Saved entries
* * *

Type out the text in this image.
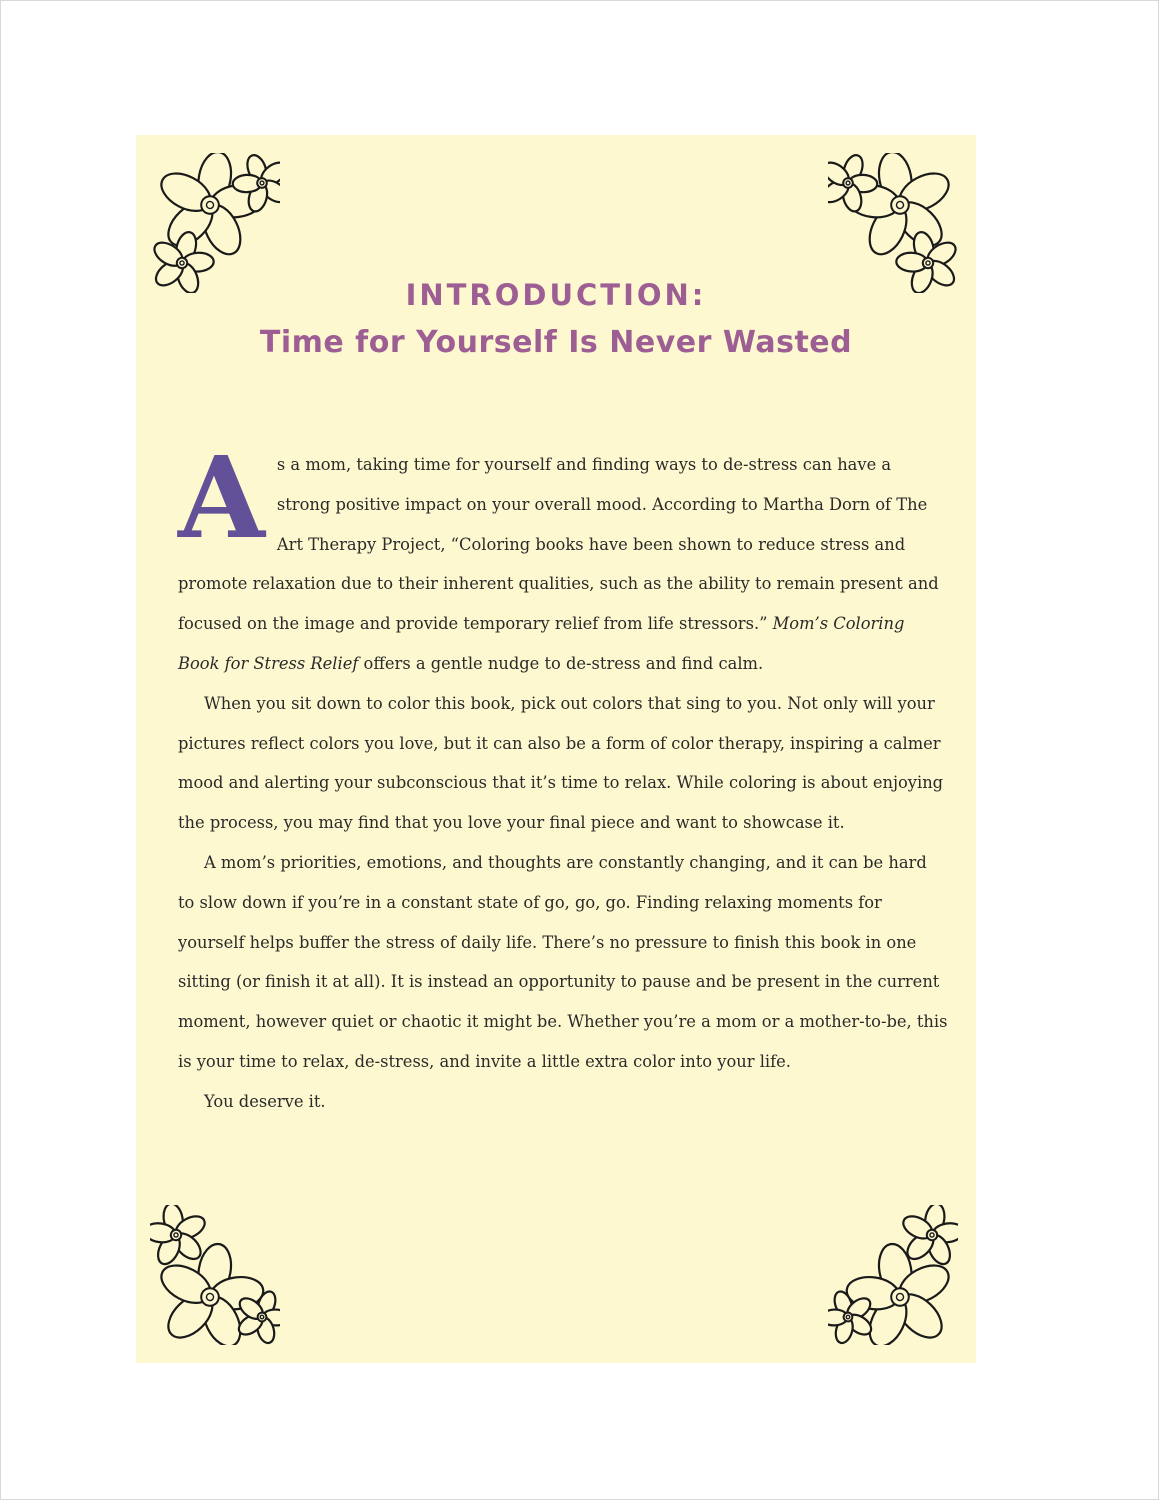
INTRODUCTION:
Time for Yourself Is Never Wasted

As a mom, taking time for yourself and finding ways to de-stress can have a strong positive impact on your overall mood. According to Martha Dorn of The Art Therapy Project, “Coloring books have been shown to reduce stress and promote relaxation due to their inherent qualities, such as the ability to remain present and focused on the image and provide temporary relief from life stressors.” Mom’s Coloring Book for Stress Relief offers a gentle nudge to de-stress and find calm.

When you sit down to color this book, pick out colors that sing to you. Not only will your pictures reflect colors you love, but it can also be a form of color therapy, inspiring a calmer mood and alerting your subconscious that it’s time to relax. While coloring is about enjoying the process, you may find that you love your final piece and want to showcase it.

A mom’s priorities, emotions, and thoughts are constantly changing, and it can be hard to slow down if you’re in a constant state of go, go, go. Finding relaxing moments for yourself helps buffer the stress of daily life. There’s no pressure to finish this book in one sitting (or finish it at all). It is instead an opportunity to pause and be present in the current moment, however quiet or chaotic it might be. Whether you’re a mom or a mother-to-be, this is your time to relax, de-stress, and invite a little extra color into your life.

You deserve it.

* * *

Exercise aim
Search the preceding listing for "down" and extract every line where it is found.

Answer
When you sit down to color this book, pick out colors that sing to you. Not only will your pictures reflect colors you love, but it can also be a form of color therapy, inspiring a calmer mood and alerting your subconscious that it’s time to relax. While coloring is about enjoying the process, you may find that you love your final piece and want to showcase it.
A mom’s priorities, emotions, and thoughts are constantly changing, and it can be hard to slow down if you’re in a constant state of go, go, go. Finding relaxing moments for yourself helps buffer the stress of daily life. There’s no pressure to finish this book in one sitting (or finish it at all). It is instead an opportunity to pause and be present in the current moment, however quiet or chaotic it might be. Whether you’re a mom or a mother-to-be, this is your time to relax, de-stress, and invite a little extra color into your life.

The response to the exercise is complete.